===== DATA IN THIS EXERCISE

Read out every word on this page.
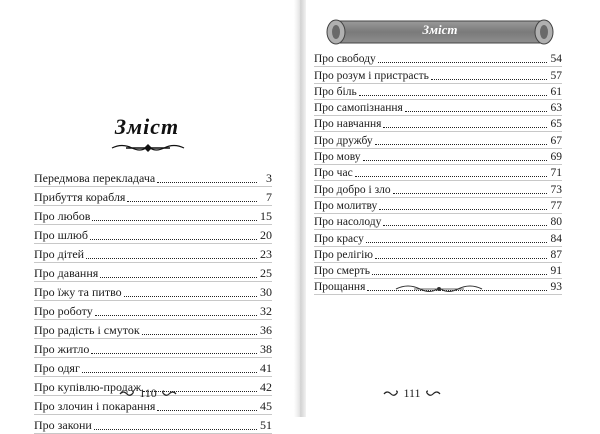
Зміст
Передмова перекладача	3
Прибуття корабля	7
Про любов	15
Про шлюб	20
Про дітей	23
Про давання	25
Про їжу та питво	30
Про роботу	32
Про радість і смуток	36
Про житло	38
Про одяг	41
Про купівлю-продаж	42
Про злочин і покарання	45
Про закони	51
110
Зміст
Про свободу	54
Про розум і пристрасть	57
Про біль	61
Про самопізнання	63
Про навчання	65
Про дружбу	67
Про мову	69
Про час	71
Про добро і зло	73
Про молитву	77
Про насолоду	80
Про красу	84
Про релігію	87
Про смерть	91
Прощання	93
111
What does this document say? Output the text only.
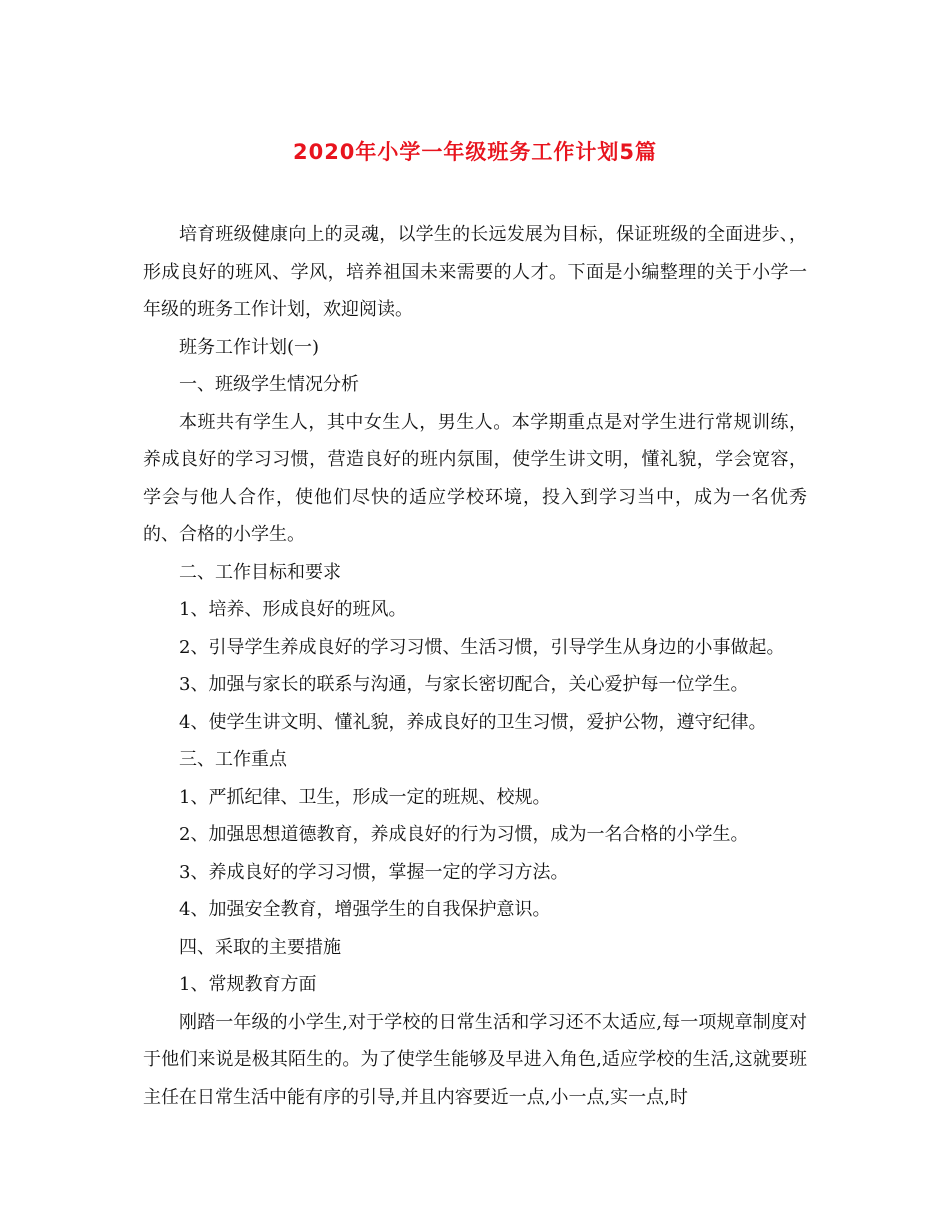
2020年小学一年级班务工作计划5篇

培育班级健康向上的灵魂，以学生的长远发展为目标，保证班级的全面进步、，形成良好的班风、学风，培养祖国未来需要的人才。下面是小编整理的关于小学一年级的班务工作计划，欢迎阅读。

班务工作计划(一)

一、班级学生情况分析

本班共有学生人，其中女生人，男生人。本学期重点是对学生进行常规训练，养成良好的学习习惯，营造良好的班内氛围，使学生讲文明，懂礼貌，学会宽容，学会与他人合作，使他们尽快的适应学校环境，投入到学习当中，成为一名优秀的、合格的小学生。

二、工作目标和要求

1、培养、形成良好的班风。

2、引导学生养成良好的学习习惯、生活习惯，引导学生从身边的小事做起。

3、加强与家长的联系与沟通，与家长密切配合，关心爱护每一位学生。

4、使学生讲文明、懂礼貌，养成良好的卫生习惯，爱护公物，遵守纪律。

三、工作重点

1、严抓纪律、卫生，形成一定的班规、校规。

2、加强思想道德教育，养成良好的行为习惯，成为一名合格的小学生。

3、养成良好的学习习惯，掌握一定的学习方法。

4、加强安全教育，增强学生的自我保护意识。

四、采取的主要措施

1、常规教育方面

刚踏一年级的小学生,对于学校的日常生活和学习还不太适应,每一项规章制度对于他们来说是极其陌生的。为了使学生能够及早进入角色,适应学校的生活,这就要班主任在日常生活中能有序的引导,并且内容要近一点,小一点,实一点,时
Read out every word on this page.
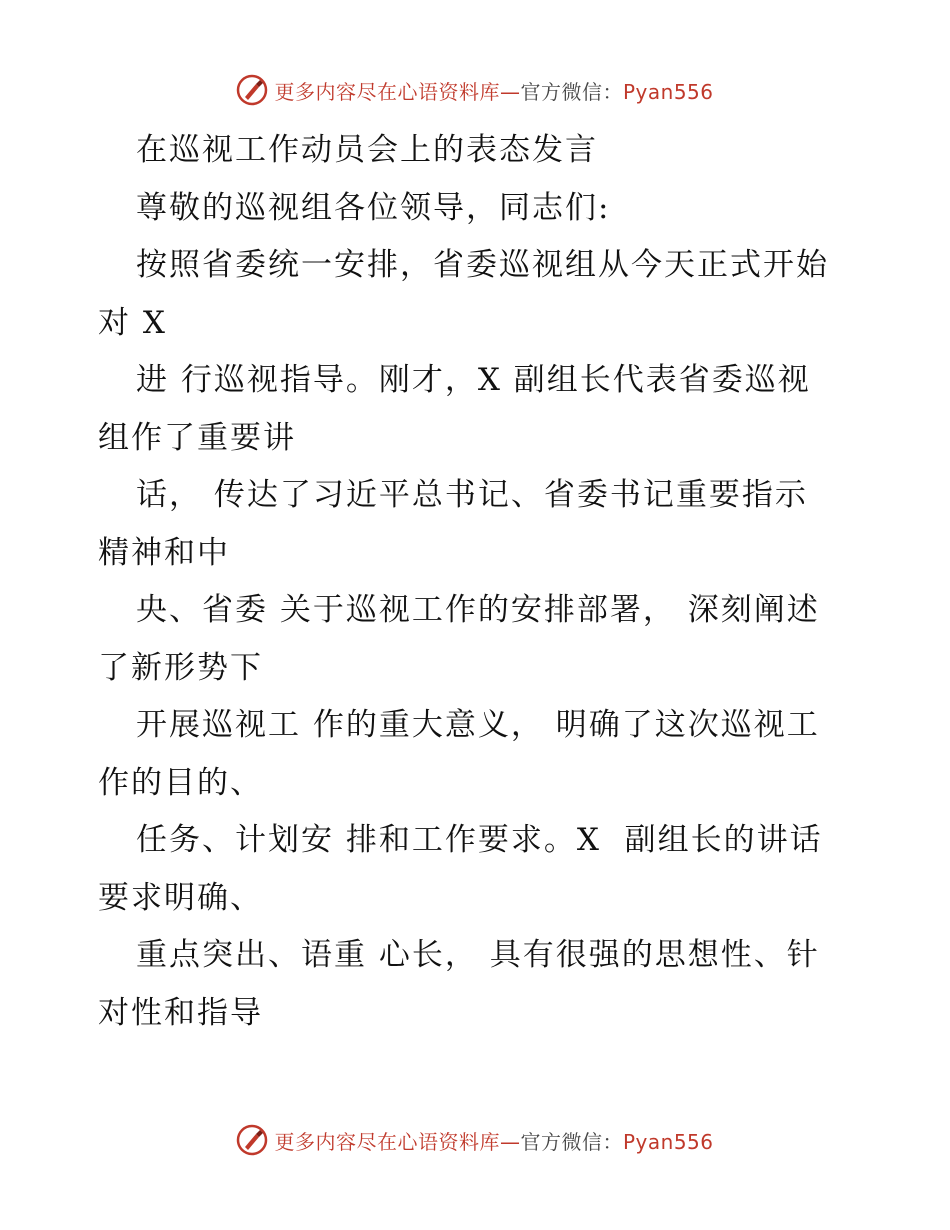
更多内容尽在心语资料库—官方微信：Pyan556
在巡视工作动员会上的表态发言
尊敬的巡视组各位领导，同志们:
按照省委统一安排，省委巡视组从今天正式开始
对 X
进 行巡视指导。刚才，X 副组长代表省委巡视
组作了重要讲
话， 传达了习近平总书记、省委书记重要指示
精神和中
央、省委 关于巡视工作的安排部署， 深刻阐述
了新形势下
开展巡视工 作的重大意义， 明确了这次巡视工
作的目的、
任务、计划安 排和工作要求。X  副组长的讲话
要求明确、
重点突出、语重 心长， 具有很强的思想性、针
对性和指导
更多内容尽在心语资料库—官方微信：Pyan556
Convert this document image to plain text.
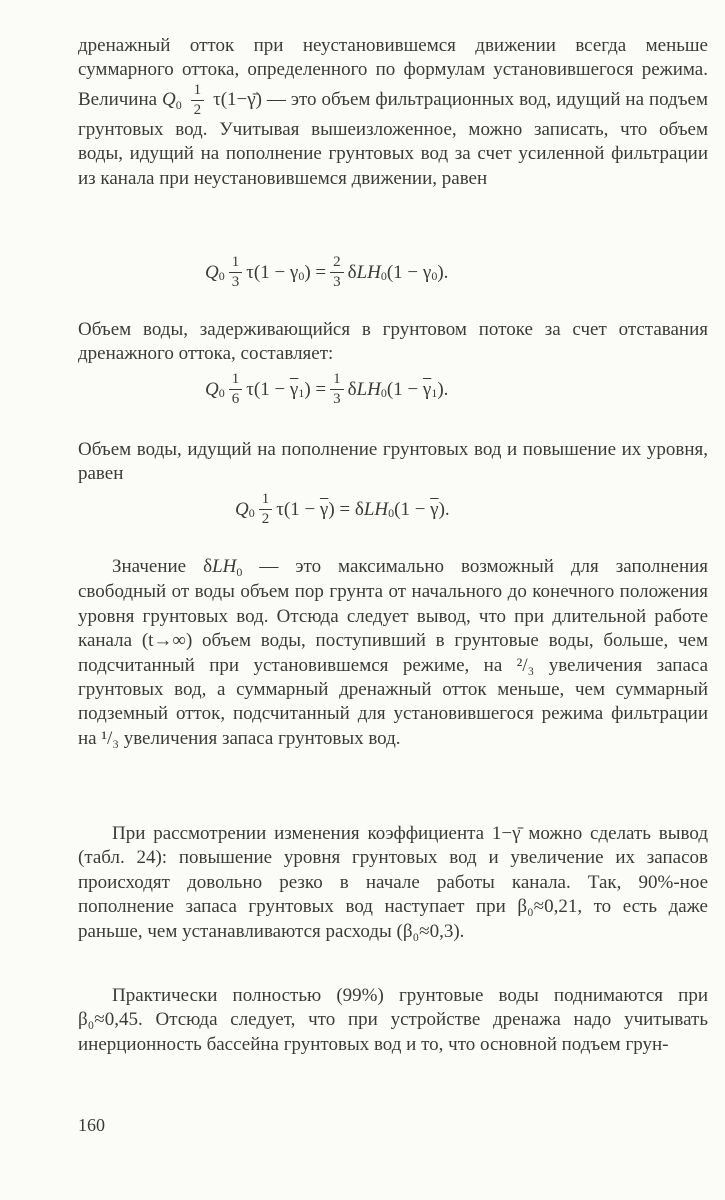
дренажный отток при неустановившемся движении всегда меньше суммарного оттока, определенного по формулам установившегося режима. Величина $Q_0 \frac{1}{2}$ τ(1−γ̄) — это объем фильтрационных вод, идущий на подъем грунтовых вод. Учитывая вышеизложенное, можно записать, что объем воды, идущий на пополнение грунтовых вод за счет усиленной фильтрации из канала при неустановившемся движении, равен

Q $0 \frac{1}{3} \tau(1 - \gamma$ 0 ) = $\frac{2}{3}$ δLH 0 (1 − γ 0 ).

Объем воды, задерживающийся в грунтовом потоке за счет отставания дренажного оттока, составляет:

Q $0 \frac{1}{6} \tau(1 - \overline{\gamma}$ 1 ) = $\frac{1}{3}$ δLH 0 ($1 - \overline{\gamma}$ 1 ).

Объем воды, идущий на пополнение грунтовых вод и повышение их уровня, равен

Q $0 \frac{1}{2} \tau(1 - \overline{\gamma}) = \delta LH$ 0 $(1 - \overline{\gamma})$.

Значение δLH$_0$ — это максимально возможный для заполнения свободный от воды объем пор грунта от начального до конечного положения уровня грунтовых вод. Отсюда следует вывод, что при длительной работе канала (t→∞) объем воды, поступивший в грунтовые воды, больше, чем подсчитанный при установившемся режиме, на ²/₃ увеличения запаса грунтовых вод, а суммарный дренажный отток меньше, чем суммарный подземный отток, подсчитанный для установившегося режима фильтрации на ¹/₃ увеличения запаса грунтовых вод.

При рассмотрении изменения коэффициента 1−γ̄ можно сделать вывод (табл. 24): повышение уровня грунтовых вод и увеличение их запасов происходят довольно резко в начале работы канала. Так, 90%-ное пополнение запаса грунтовых вод наступает при β₀≈0,21, то есть даже раньше, чем устанавливаются расходы (β₀≈0,3).

Практически полностью (99%) грунтовые воды поднимаются при β₀≈0,45. Отсюда следует, что при устройстве дренажа надо учитывать инерционность бассейна грунтовых вод и то, что основной подъем грун-

160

==========

*YOUR INSTRUCTIONS*: Show every line from the listing above in which the string "повышение" appears.

*ANSWER TO THE PROBLEM*:
Объем воды, идущий на пополнение грунтовых вод и повышение их уровня, равен
При рассмотрении изменения коэффициента 1−γ̄ можно сделать вывод (табл. 24): повышение уровня грунтовых вод и увеличение их запасов происходят довольно резко в начале работы канала. Так, 90%-ное пополнение запаса грунтовых вод наступает при β₀≈0,21, то есть даже раньше, чем устанавливаются расходы (β₀≈0,3).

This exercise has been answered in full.